§ **Instructions for the task**: Select the lines below containing the word "this".

Excerpt from a dataset
● ● ●
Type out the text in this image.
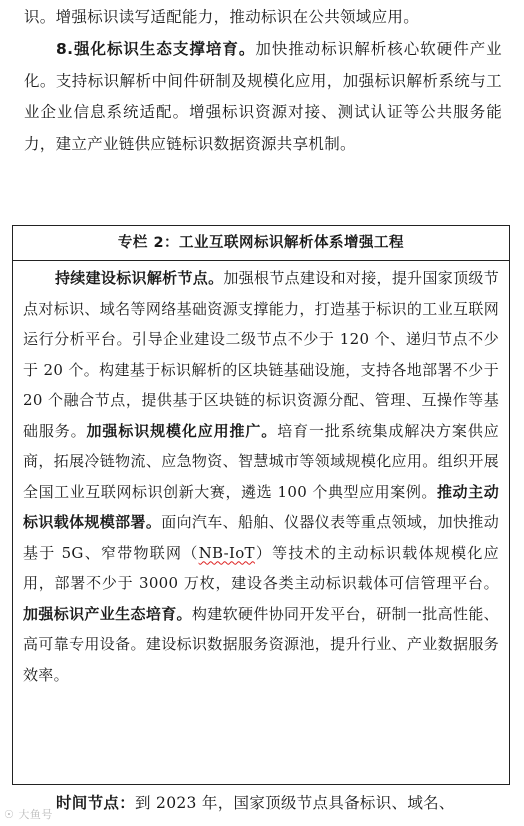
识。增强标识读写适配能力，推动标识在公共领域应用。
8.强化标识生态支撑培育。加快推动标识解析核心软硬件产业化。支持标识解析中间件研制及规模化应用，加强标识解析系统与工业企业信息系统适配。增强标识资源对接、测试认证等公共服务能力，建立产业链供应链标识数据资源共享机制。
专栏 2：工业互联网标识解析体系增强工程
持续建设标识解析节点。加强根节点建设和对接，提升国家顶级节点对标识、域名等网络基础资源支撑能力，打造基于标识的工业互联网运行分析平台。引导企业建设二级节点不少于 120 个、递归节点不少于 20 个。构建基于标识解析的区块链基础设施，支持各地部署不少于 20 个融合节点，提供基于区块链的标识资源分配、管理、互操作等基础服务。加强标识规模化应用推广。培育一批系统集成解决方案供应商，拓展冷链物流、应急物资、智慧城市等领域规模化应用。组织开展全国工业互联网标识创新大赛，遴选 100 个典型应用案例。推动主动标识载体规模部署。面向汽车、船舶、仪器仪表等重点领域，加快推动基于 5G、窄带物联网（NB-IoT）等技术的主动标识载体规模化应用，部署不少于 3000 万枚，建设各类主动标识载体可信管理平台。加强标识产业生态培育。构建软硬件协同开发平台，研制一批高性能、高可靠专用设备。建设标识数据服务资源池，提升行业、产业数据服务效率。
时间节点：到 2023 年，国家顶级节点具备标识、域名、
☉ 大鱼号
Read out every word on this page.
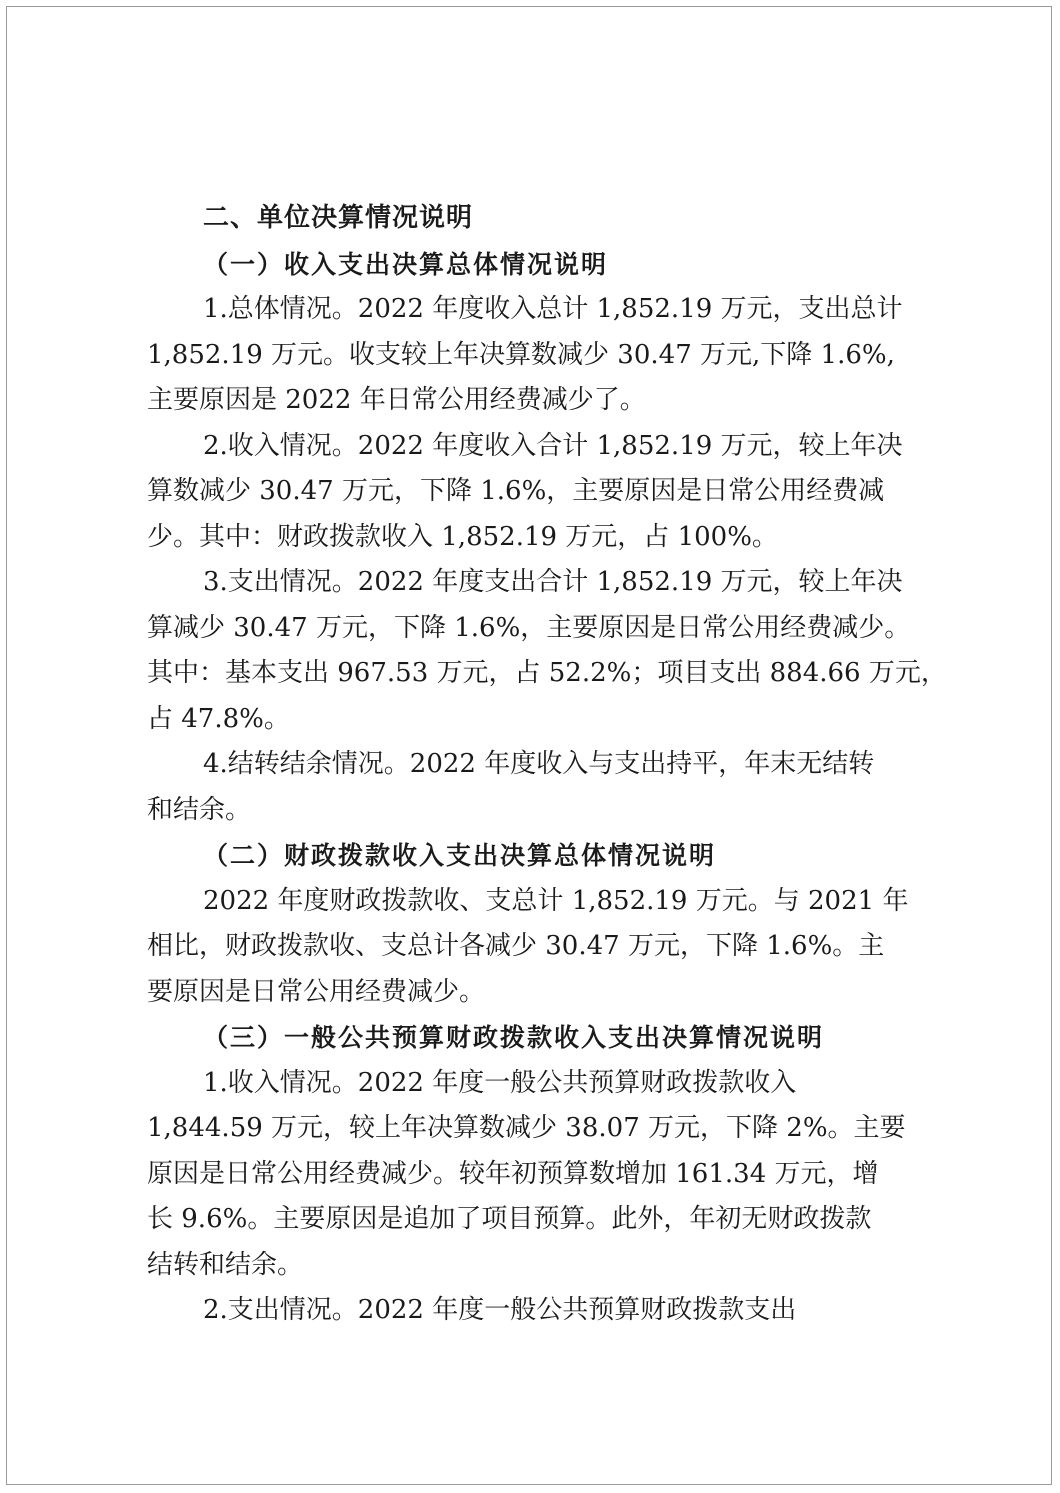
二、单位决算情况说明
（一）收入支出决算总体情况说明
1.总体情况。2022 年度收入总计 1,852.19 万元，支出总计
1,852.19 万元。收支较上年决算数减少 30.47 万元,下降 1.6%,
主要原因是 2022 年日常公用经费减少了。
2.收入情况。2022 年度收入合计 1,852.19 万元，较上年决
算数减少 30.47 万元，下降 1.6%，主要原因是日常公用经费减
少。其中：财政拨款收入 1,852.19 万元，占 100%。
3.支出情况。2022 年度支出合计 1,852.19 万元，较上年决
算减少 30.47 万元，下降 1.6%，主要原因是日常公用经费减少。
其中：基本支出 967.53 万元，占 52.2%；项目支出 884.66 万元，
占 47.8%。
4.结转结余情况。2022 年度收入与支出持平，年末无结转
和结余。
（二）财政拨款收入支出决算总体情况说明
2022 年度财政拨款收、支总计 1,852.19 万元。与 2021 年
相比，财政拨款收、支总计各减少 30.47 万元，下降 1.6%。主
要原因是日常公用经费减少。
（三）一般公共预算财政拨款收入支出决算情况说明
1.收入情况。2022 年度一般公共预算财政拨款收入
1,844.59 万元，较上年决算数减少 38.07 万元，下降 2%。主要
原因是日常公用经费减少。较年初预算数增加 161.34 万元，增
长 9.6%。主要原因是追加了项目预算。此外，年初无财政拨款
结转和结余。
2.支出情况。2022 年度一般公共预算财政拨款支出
● ● ●
§ **Exercise answer**:
Type out the text in this image.
Read out every word on this page.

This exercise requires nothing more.